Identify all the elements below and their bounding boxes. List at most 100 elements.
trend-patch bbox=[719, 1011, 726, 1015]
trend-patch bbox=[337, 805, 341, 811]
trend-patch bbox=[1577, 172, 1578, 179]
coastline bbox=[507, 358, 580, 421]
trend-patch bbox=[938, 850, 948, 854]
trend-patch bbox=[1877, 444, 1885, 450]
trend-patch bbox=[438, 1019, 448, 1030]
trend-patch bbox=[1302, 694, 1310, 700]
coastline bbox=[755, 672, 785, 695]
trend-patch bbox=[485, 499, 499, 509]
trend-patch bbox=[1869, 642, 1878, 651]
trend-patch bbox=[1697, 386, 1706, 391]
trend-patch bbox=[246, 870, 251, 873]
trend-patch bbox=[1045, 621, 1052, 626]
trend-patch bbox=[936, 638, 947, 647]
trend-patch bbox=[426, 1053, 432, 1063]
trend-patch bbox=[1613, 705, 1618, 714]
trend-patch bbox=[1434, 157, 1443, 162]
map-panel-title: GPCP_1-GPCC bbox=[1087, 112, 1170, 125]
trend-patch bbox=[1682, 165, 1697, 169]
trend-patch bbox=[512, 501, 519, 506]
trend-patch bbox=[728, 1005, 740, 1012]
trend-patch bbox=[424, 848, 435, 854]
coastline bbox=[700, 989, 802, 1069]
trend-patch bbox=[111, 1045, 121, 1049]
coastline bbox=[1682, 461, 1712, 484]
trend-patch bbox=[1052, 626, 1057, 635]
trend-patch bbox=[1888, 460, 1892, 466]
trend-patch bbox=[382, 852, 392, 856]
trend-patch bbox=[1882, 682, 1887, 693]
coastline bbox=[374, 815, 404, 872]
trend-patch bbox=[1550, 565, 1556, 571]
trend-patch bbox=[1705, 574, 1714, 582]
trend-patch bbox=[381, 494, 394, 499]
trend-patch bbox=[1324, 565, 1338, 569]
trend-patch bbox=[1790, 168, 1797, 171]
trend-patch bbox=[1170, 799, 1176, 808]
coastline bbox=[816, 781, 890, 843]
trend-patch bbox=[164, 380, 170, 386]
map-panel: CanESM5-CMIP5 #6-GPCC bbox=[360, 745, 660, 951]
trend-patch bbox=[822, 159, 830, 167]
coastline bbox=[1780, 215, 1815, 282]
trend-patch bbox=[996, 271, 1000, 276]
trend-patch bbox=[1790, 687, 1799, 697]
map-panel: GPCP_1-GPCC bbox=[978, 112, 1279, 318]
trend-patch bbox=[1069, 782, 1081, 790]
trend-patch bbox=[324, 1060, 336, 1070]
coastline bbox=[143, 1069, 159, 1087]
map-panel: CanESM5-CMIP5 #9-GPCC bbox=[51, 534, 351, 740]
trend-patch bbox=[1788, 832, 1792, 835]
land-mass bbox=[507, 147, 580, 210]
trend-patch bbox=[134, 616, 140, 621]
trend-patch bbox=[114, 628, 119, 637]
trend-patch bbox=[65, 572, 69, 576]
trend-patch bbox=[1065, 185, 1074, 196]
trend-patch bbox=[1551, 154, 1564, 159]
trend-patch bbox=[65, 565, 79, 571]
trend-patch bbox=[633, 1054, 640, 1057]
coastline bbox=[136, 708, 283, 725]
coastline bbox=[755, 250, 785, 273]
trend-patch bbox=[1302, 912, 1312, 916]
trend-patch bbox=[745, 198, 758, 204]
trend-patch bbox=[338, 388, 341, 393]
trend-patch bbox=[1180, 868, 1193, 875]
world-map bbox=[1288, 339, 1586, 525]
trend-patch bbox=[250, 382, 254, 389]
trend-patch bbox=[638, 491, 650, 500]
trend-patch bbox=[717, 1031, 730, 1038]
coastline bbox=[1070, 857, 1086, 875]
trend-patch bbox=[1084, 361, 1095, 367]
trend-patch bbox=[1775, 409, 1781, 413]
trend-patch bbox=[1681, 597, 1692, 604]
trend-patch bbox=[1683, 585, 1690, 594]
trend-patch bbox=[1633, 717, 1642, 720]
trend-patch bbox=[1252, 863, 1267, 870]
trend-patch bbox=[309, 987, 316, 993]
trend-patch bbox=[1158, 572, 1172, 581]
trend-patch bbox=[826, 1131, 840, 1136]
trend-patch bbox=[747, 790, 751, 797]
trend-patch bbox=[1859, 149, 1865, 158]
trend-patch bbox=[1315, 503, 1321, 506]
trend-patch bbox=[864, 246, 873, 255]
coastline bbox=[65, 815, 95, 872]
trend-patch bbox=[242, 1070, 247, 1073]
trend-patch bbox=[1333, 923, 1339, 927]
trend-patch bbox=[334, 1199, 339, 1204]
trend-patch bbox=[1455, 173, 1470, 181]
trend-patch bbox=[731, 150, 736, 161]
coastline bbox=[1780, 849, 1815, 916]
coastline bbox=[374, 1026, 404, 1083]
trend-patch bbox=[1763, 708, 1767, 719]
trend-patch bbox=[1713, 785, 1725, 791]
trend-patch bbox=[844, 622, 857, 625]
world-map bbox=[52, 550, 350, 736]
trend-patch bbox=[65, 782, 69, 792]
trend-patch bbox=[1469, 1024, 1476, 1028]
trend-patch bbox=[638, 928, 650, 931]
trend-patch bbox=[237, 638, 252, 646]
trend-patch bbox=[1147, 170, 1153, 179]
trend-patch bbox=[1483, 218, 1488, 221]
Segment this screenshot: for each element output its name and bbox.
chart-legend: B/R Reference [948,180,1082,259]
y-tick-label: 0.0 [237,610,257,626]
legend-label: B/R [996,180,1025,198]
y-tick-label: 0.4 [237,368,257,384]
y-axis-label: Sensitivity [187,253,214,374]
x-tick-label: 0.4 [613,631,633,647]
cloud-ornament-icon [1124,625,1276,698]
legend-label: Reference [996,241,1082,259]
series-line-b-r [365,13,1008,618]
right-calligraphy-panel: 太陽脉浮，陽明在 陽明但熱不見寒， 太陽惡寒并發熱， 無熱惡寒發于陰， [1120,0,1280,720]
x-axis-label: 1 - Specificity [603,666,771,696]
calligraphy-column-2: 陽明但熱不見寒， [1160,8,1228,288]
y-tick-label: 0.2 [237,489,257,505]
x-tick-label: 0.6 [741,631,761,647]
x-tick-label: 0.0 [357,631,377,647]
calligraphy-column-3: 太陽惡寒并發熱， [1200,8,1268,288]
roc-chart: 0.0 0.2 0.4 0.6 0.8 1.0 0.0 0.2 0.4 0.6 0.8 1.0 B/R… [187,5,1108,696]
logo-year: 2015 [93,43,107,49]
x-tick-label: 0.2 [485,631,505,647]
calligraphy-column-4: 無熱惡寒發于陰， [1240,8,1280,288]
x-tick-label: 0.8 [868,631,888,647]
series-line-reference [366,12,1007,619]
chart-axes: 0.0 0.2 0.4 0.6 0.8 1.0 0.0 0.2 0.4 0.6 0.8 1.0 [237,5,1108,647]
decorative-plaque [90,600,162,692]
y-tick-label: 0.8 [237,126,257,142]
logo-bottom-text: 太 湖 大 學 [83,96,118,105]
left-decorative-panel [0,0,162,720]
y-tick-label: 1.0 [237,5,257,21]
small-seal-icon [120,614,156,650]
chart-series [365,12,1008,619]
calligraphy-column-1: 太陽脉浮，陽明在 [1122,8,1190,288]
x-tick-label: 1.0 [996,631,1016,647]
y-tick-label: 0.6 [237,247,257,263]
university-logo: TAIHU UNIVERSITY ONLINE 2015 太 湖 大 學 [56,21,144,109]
····················
Work to complete: Lay out the listing from its first line through the line containing "trend-patch bbox=[382, 852, 392, 856]" as a Markdown table with the columns Row and Line, giving each line its own numbered row and skipping blank lines.

Full solution:
| Row | Line |
|---|---|
| 1 | Identify all the elements below and their bounding boxes. List at most 100 elements. |
| 2 | trend-patch bbox=[719, 1011, 726, 1015] |
| 3 | trend-patch bbox=[337, 805, 341, 811] |
| 4 | trend-patch bbox=[1577, 172, 1578, 179] |
| 5 | coastline bbox=[507, 358, 580, 421] |
| 6 | trend-patch bbox=[938, 850, 948, 854] |
| 7 | trend-patch bbox=[1877, 444, 1885, 450] |
| 8 | trend-patch bbox=[438, 1019, 448, 1030] |
| 9 | trend-patch bbox=[1302, 694, 1310, 700] |
| 10 | coastline bbox=[755, 672, 785, 695] |
| 11 | trend-patch bbox=[485, 499, 499, 509] |
| 12 | trend-patch bbox=[1869, 642, 1878, 651] |
| 13 | trend-patch bbox=[1697, 386, 1706, 391] |
| 14 | trend-patch bbox=[246, 870, 251, 873] |
| 15 | trend-patch bbox=[1045, 621, 1052, 626] |
| 16 | trend-patch bbox=[936, 638, 947, 647] |
| 17 | trend-patch bbox=[426, 1053, 432, 1063] |
| 18 | trend-patch bbox=[1613, 705, 1618, 714] |
| 19 | trend-patch bbox=[1434, 157, 1443, 162] |
| 20 | map-panel-title: GPCP_1-GPCC bbox=[1087, 112, 1170, 125] |
| 21 | trend-patch bbox=[1682, 165, 1697, 169] |
| 22 | trend-patch bbox=[512, 501, 519, 506] |
| 23 | trend-patch bbox=[728, 1005, 740, 1012] |
| 24 | trend-patch bbox=[424, 848, 435, 854] |
| 25 | coastline bbox=[700, 989, 802, 1069] |
| 26 | trend-patch bbox=[111, 1045, 121, 1049] |
| 27 | coastline bbox=[1682, 461, 1712, 484] |
| 28 | trend-patch bbox=[1052, 626, 1057, 635] |
| 29 | trend-patch bbox=[1888, 460, 1892, 466] |
| 30 | trend-patch bbox=[382, 852, 392, 856] |